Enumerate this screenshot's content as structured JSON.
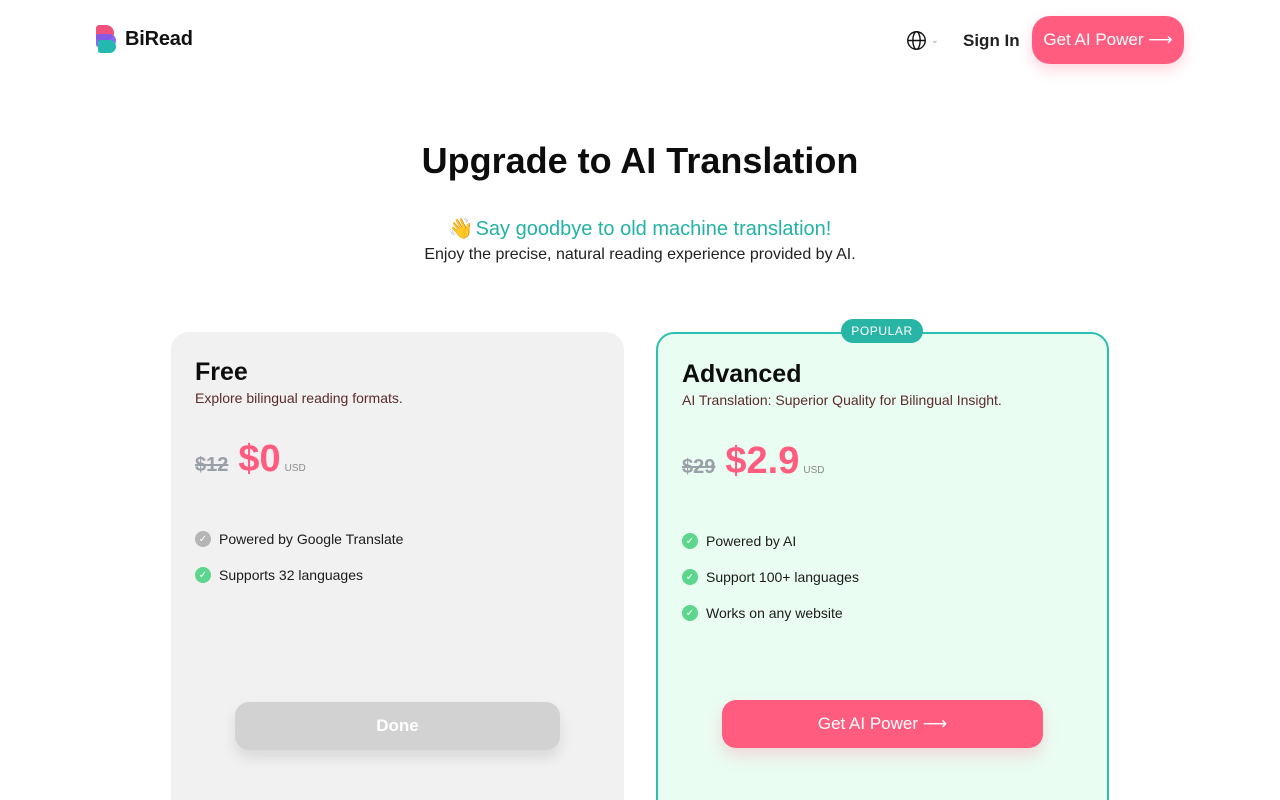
{
  "header": {
    "brand": "BiRead",
    "language_icon": "globe-icon",
    "signin_label": "Sign In",
    "cta_label": "Get AI Power ⟶"
  },
  "hero": {
    "emoji": "👋",
    "title": "Upgrade to AI Translation",
    "subtitle": "Say goodbye to old machine translation!",
    "description": "Enjoy the precise, natural reading experience provided by AI."
  },
  "plans": [
    {
      "name": "Free",
      "tagline": "Explore bilingual reading formats.",
      "old_price": "$12",
      "price": "$0",
      "currency": "USD",
      "features": [
        {
          "text": "Powered by Google Translate",
          "check": "gray"
        },
        {
          "text": "Supports 32 languages",
          "check": "green"
        }
      ],
      "button_label": "Done"
    },
    {
      "name": "Advanced",
      "badge": "POPULAR",
      "tagline": "AI Translation: Superior Quality for Bilingual Insight.",
      "old_price": "$29",
      "price": "$2.9",
      "currency": "USD",
      "features": [
        {
          "text": "Powered by AI",
          "check": "green"
        },
        {
          "text": "Support 100+ languages",
          "check": "green"
        },
        {
          "text": "Works on any website",
          "check": "green"
        }
      ],
      "button_label": "Get AI Power ⟶"
    }
  ],
  "colors": {
    "accent_pink": "#ff5c7f",
    "accent_teal": "#28b5a5",
    "check_green": "#5dd68d",
    "free_card_bg": "#f1f1f1",
    "advanced_card_bg": "#eafdf2"
  }
}
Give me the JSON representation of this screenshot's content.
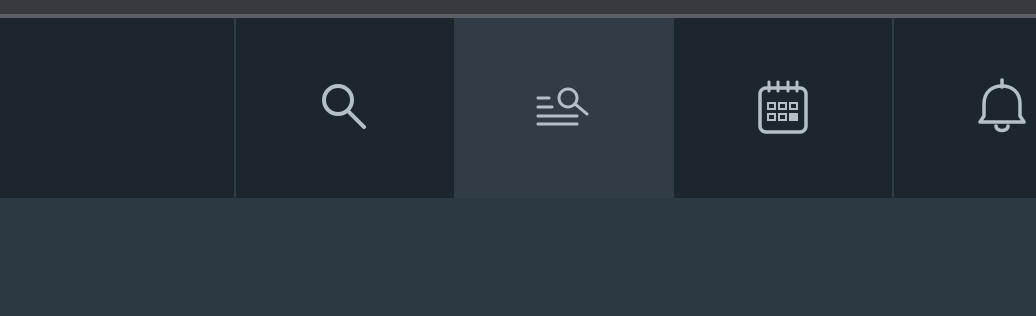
{
  "toolbar": {
    "buttons": [
      {
        "id": "blank",
        "icon": "",
        "active": false
      },
      {
        "id": "search",
        "icon": "search-icon",
        "active": false
      },
      {
        "id": "text-search",
        "icon": "text-search-icon",
        "active": true
      },
      {
        "id": "calendar",
        "icon": "calendar-icon",
        "active": false
      },
      {
        "id": "notifications",
        "icon": "bell-icon",
        "active": false
      }
    ]
  },
  "colors": {
    "toolbar_bg": "#1d252d",
    "active_bg": "#313c46",
    "icon": "#b5bfc8",
    "content_bg": "#2c3842",
    "top_strip": "#373a3e"
  }
}
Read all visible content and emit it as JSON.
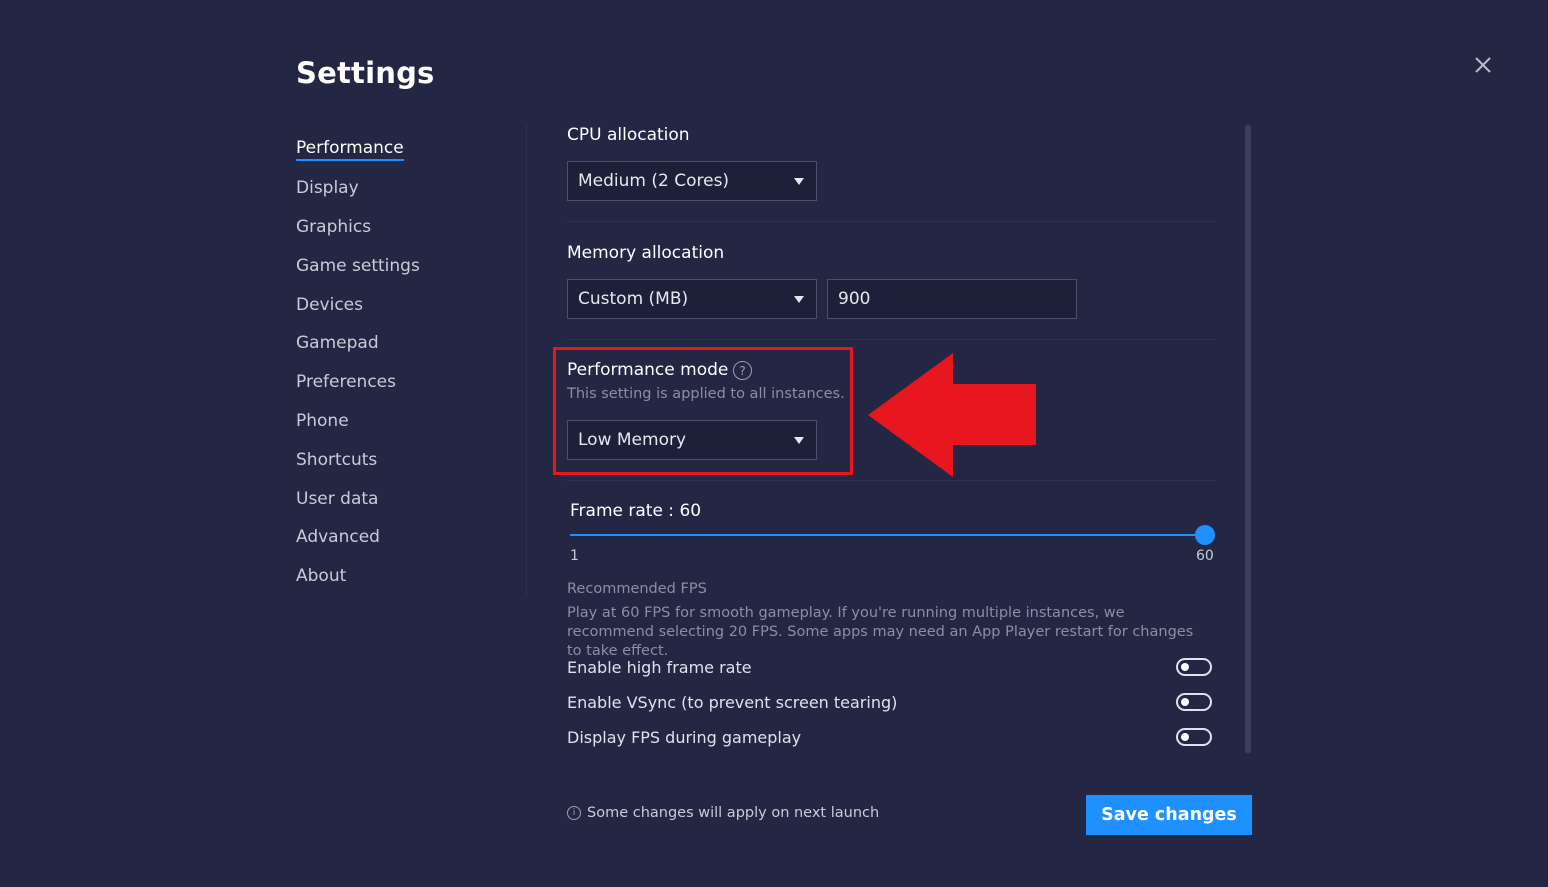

__________

### Stated exercise
Leave out the pictures and copy everything else in the records word for word.

### Expected output
Enumerate this screenshot's content as structured JSON.
{
  "header": {
    "brand": "BiRead",
    "language_icon": "globe-icon",
    "signin_label": "Sign In",
    "cta_label": "Get AI Power ⟶"
  },
  "hero": {
    "emoji": "👋",
    "title": "Upgrade to AI Translation",
    "subtitle": "Say goodbye to old machine translation!",
    "description": "Enjoy the precise, natural reading experience provided by AI."
  },
  "plans": [
    {
      "name": "Free",
      "tagline": "Explore bilingual reading formats.",
      "old_price": "$12",
      "price": "$0",
      "currency": "USD",
      "features": [
        {
          "text": "Powered by Google Translate",
          "check": "gray"
        },
        {
          "text": "Supports 32 languages",
          "check": "green"
        }
      ],
      "button_label": "Done"
    },
    {
      "name": "Advanced",
      "badge": "POPULAR",
      "tagline": "AI Translation: Superior Quality for Bilingual Insight.",
      "old_price": "$29",
      "price": "$2.9",
      "currency": "USD",
      "features": [
        {
          "text": "Powered by AI",
          "check": "green"
        },
        {
          "text": "Support 100+ languages",
          "check": "green"
        },
        {
          "text": "Works on any website",
          "check": "green"
        }
      ],
      "button_label": "Get AI Power ⟶"
    }
  ],
  "colors": {
    "accent_pink": "#ff5c7f",
    "accent_teal": "#28b5a5",
    "check_green": "#5dd68d",
    "free_card_bg": "#f1f1f1",
    "advanced_card_bg": "#eafdf2"
  }
}
Give me the JSON representation of this screenshot's content.
{
  "toolbar": {
    "buttons": [
      {
        "id": "blank",
        "icon": "",
        "active": false
      },
      {
        "id": "search",
        "icon": "search-icon",
        "active": false
      },
      {
        "id": "text-search",
        "icon": "text-search-icon",
        "active": true
      },
      {
        "id": "calendar",
        "icon": "calendar-icon",
        "active": false
      },
      {
        "id": "notifications",
        "icon": "bell-icon",
        "active": false
      }
    ]
  },
  "colors": {
    "toolbar_bg": "#1d252d",
    "active_bg": "#313c46",
    "icon": "#b5bfc8",
    "content_bg": "#2c3842",
    "top_strip": "#373a3e"
  }
}
Read all visible content and emit it as JSON.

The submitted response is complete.